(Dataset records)
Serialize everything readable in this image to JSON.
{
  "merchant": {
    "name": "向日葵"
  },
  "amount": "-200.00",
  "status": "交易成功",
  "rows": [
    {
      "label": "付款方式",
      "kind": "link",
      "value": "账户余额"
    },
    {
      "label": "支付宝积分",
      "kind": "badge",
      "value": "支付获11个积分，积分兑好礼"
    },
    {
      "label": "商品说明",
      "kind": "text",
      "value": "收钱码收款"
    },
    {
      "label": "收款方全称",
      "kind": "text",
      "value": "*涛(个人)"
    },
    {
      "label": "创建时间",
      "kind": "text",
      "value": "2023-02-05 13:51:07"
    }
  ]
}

Task directions: Lines that hold the word "label" are the ones to return, every one of them.

Correct result:
      "label": "付款方式",
      "label": "支付宝积分",
      "label": "商品说明",
      "label": "收款方全称",
      "label": "创建时间",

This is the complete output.